Give the number of lines in this listing that contain "screenshot", with no other words.

# START OF Data for this task

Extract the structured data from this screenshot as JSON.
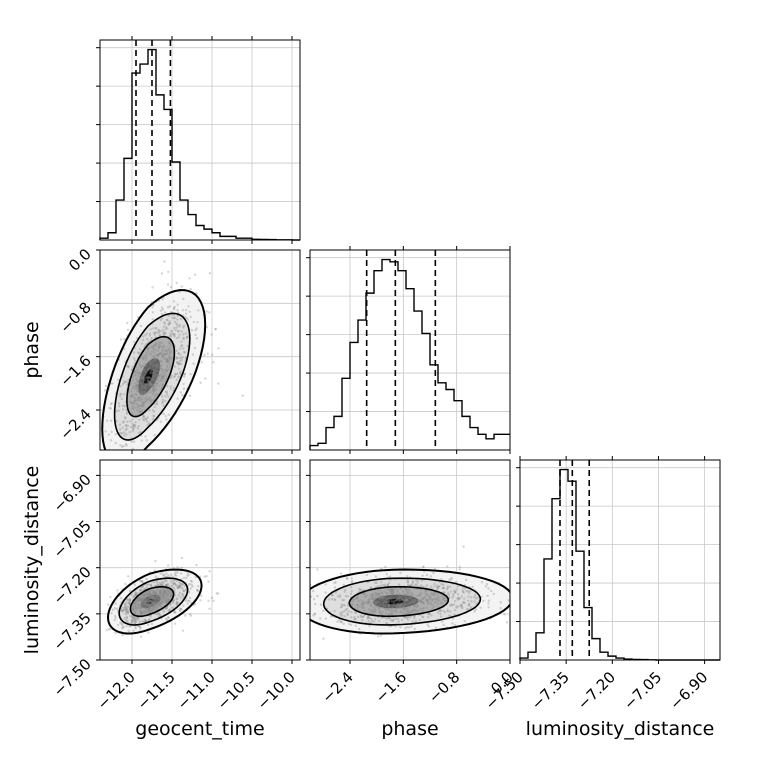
{
  "chart_data": {
    "type": "corner",
    "parameters": [
      {
        "name": "geocent_time",
        "label": "geocent_time",
        "range": [
          -12.4,
          -9.9
        ],
        "ticks": [
          -12.0,
          -11.5,
          -11.0,
          -10.5,
          -10.0
        ],
        "tick_labels": [
          "−12.0",
          "−11.5",
          "−11.0",
          "−10.5",
          "−10.0"
        ]
      },
      {
        "name": "phase",
        "label": "phase",
        "range": [
          -3.0,
          0.0
        ],
        "ticks": [
          -2.4,
          -1.6,
          -0.8,
          0.0
        ],
        "tick_labels": [
          "−2.4",
          "−1.6",
          "−0.8",
          "0.0"
        ]
      },
      {
        "name": "luminosity_distance",
        "label": "luminosity_distance",
        "range": [
          -7.5,
          -6.85
        ],
        "ticks": [
          -7.5,
          -7.35,
          -7.2,
          -7.05,
          -6.9
        ],
        "tick_labels": [
          "−7.50",
          "−7.35",
          "−7.20",
          "−7.05",
          "−6.90"
        ]
      }
    ],
    "quantiles": {
      "geocent_time": [
        -11.95,
        -11.75,
        -11.52
      ],
      "phase": [
        -2.15,
        -1.72,
        -1.12
      ],
      "luminosity_distance": [
        -7.37,
        -7.33,
        -7.275
      ]
    },
    "histograms": {
      "geocent_time": {
        "edges": [
          -12.4,
          -12.3,
          -12.2,
          -12.1,
          -12.0,
          -11.9,
          -11.8,
          -11.7,
          -11.6,
          -11.5,
          -11.4,
          -11.3,
          -11.2,
          -11.1,
          -11.0,
          -10.9,
          -10.8,
          -10.7,
          -10.6,
          -10.5,
          -10.4,
          -10.3,
          -10.2,
          -10.1,
          -10.0,
          -9.9
        ],
        "counts": [
          1,
          4,
          22,
          45,
          92,
          97,
          105,
          80,
          72,
          43,
          22,
          14,
          8,
          6,
          4,
          2,
          2,
          1,
          1,
          0.4,
          0.3,
          0.2,
          0.1,
          0.1,
          0
        ]
      },
      "phase": {
        "edges": [
          -3.0,
          -2.88,
          -2.76,
          -2.64,
          -2.52,
          -2.4,
          -2.28,
          -2.16,
          -2.04,
          -1.92,
          -1.8,
          -1.68,
          -1.56,
          -1.44,
          -1.32,
          -1.2,
          -1.08,
          -0.96,
          -0.84,
          -0.72,
          -0.6,
          -0.48,
          -0.36,
          -0.24,
          -0.12,
          0.0
        ],
        "counts": [
          2,
          3,
          10,
          15,
          32,
          48,
          58,
          70,
          80,
          85,
          84,
          80,
          72,
          62,
          52,
          38,
          30,
          27,
          22,
          15,
          10,
          7,
          5,
          7,
          7
        ]
      },
      "luminosity_distance": {
        "edges": [
          -7.5,
          -7.474,
          -7.448,
          -7.422,
          -7.396,
          -7.37,
          -7.344,
          -7.318,
          -7.292,
          -7.266,
          -7.24,
          -7.214,
          -7.188,
          -7.162,
          -7.136,
          -7.11,
          -7.084,
          -7.058,
          -7.032,
          -7.006,
          -6.98,
          -6.954,
          -6.928,
          -6.902,
          -6.876,
          -6.85
        ],
        "counts": [
          1,
          4,
          14,
          52,
          83,
          98,
          92,
          56,
          27,
          11,
          4,
          2,
          1,
          0.5,
          0.3,
          0.2,
          0.1,
          0,
          0,
          0,
          0,
          0,
          0,
          0,
          0
        ]
      }
    },
    "samples_2d": {
      "geocent_time_phase": {
        "mean": [
          -11.8,
          -1.9
        ],
        "std": [
          0.22,
          0.5
        ],
        "corr": 0.6
      },
      "geocent_time_luminosity_distance": {
        "mean": [
          -11.78,
          -7.31
        ],
        "std": [
          0.2,
          0.04
        ],
        "corr": 0.5
      },
      "phase_luminosity_distance": {
        "mean": [
          -1.75,
          -7.31
        ],
        "std": [
          0.55,
          0.04
        ],
        "corr": 0.1
      }
    },
    "grid": true
  }
}
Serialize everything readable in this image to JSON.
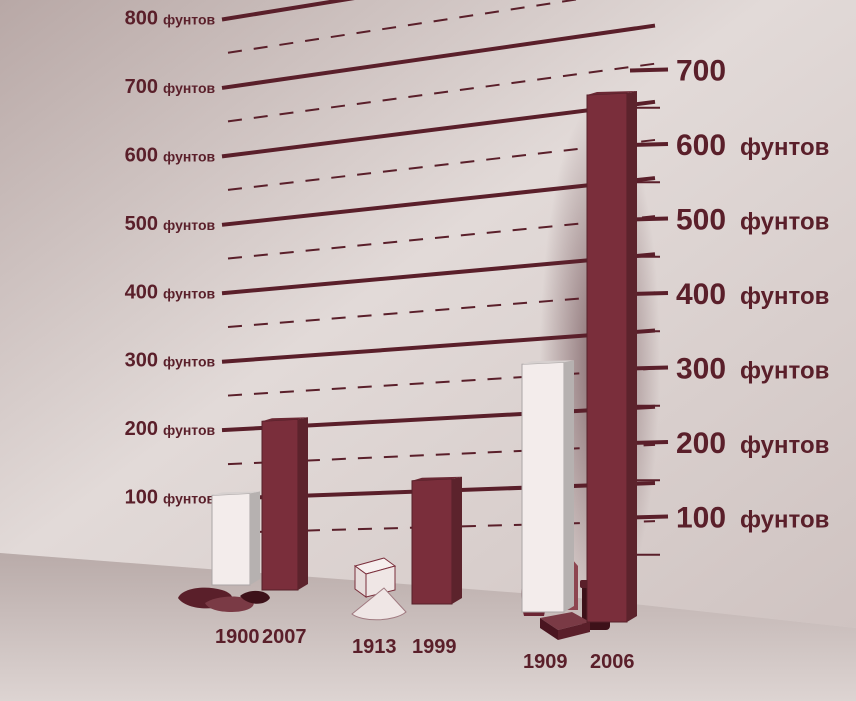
{
  "chart_data": {
    "type": "bar",
    "groups": [
      {
        "name": "left",
        "unit_label": "фунтов",
        "ticks": [
          {
            "value": 100,
            "label": "100",
            "unit": "фунтов"
          },
          {
            "value": 200,
            "label": "200",
            "unit": "фунтов"
          },
          {
            "value": 300,
            "label": "300",
            "unit": "фунтов"
          },
          {
            "value": 400,
            "label": "400",
            "unit": "фунтов"
          },
          {
            "value": 500,
            "label": "500",
            "unit": "фунтов"
          },
          {
            "value": 600,
            "label": "600",
            "unit": "фунтов"
          },
          {
            "value": 700,
            "label": "700",
            "unit": "фунтов"
          },
          {
            "value": 800,
            "label": "800",
            "unit": "фунтов"
          }
        ],
        "bars": [
          {
            "year": "1900",
            "value": 128,
            "color": "#f3eceb"
          },
          {
            "year": "2007",
            "value": 228,
            "color": "#7a2e3b"
          },
          {
            "year": "1913",
            "value": 38,
            "color": "#f3eceb"
          },
          {
            "year": "1999",
            "value": 140,
            "color": "#7a2e3b"
          }
        ]
      },
      {
        "name": "right",
        "ticks": [
          {
            "value": 100,
            "label": "100",
            "unit": "фунтов"
          },
          {
            "value": 200,
            "label": "200",
            "unit": "фунтов"
          },
          {
            "value": 300,
            "label": "300",
            "unit": "фунтов"
          },
          {
            "value": 400,
            "label": "400",
            "unit": "фунтов"
          },
          {
            "value": 500,
            "label": "500",
            "unit": "фунтов"
          },
          {
            "value": 600,
            "label": "600",
            "unit": "фунтов"
          },
          {
            "value": 700,
            "label": "700",
            "unit": ""
          }
        ],
        "bars": [
          {
            "year": "1909",
            "value": 295,
            "color": "#f3eceb"
          },
          {
            "year": "2006",
            "value": 620,
            "color": "#7a2e3b"
          }
        ]
      }
    ],
    "grid": true,
    "colors": {
      "dark_bar": "#7a2e3b",
      "light_bar": "#f3eceb",
      "text": "#5a1f2a",
      "wall": "#d3c6c4",
      "floor": "#c9bebc"
    }
  }
}
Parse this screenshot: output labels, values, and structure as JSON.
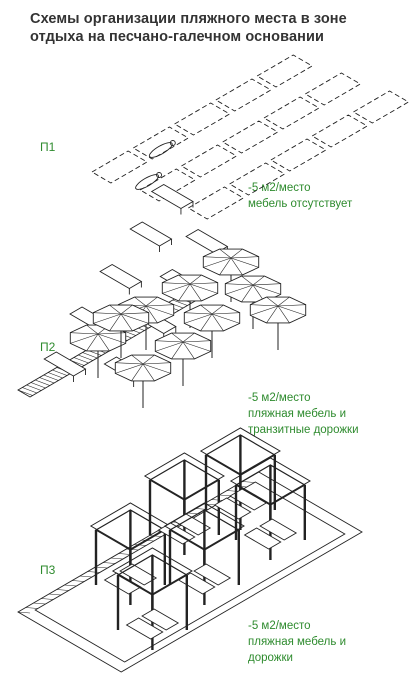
{
  "title": "Схемы организации пляжного места в зоне отдыха на песчано-галечном основании",
  "schemes": [
    {
      "label": "П1",
      "notes": [
        "-5 м2/место",
        "мебель отсутствует"
      ]
    },
    {
      "label": "П2",
      "notes": [
        "-5 м2/место",
        "пляжная мебель и",
        "транзитные дорожки"
      ]
    },
    {
      "label": "П3",
      "notes": [
        "-5 м2/место",
        "пляжная мебель и",
        "дорожки"
      ]
    }
  ],
  "colors": {
    "label_green": "#2e8b2e",
    "title": "#333333",
    "line": "#222222"
  }
}
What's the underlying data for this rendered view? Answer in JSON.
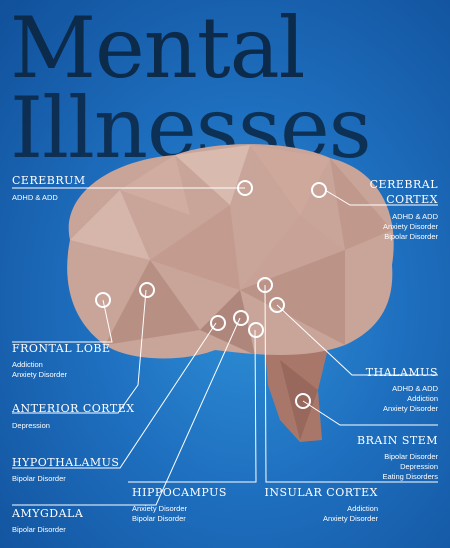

# END OF Data for this task

*Full output*. 2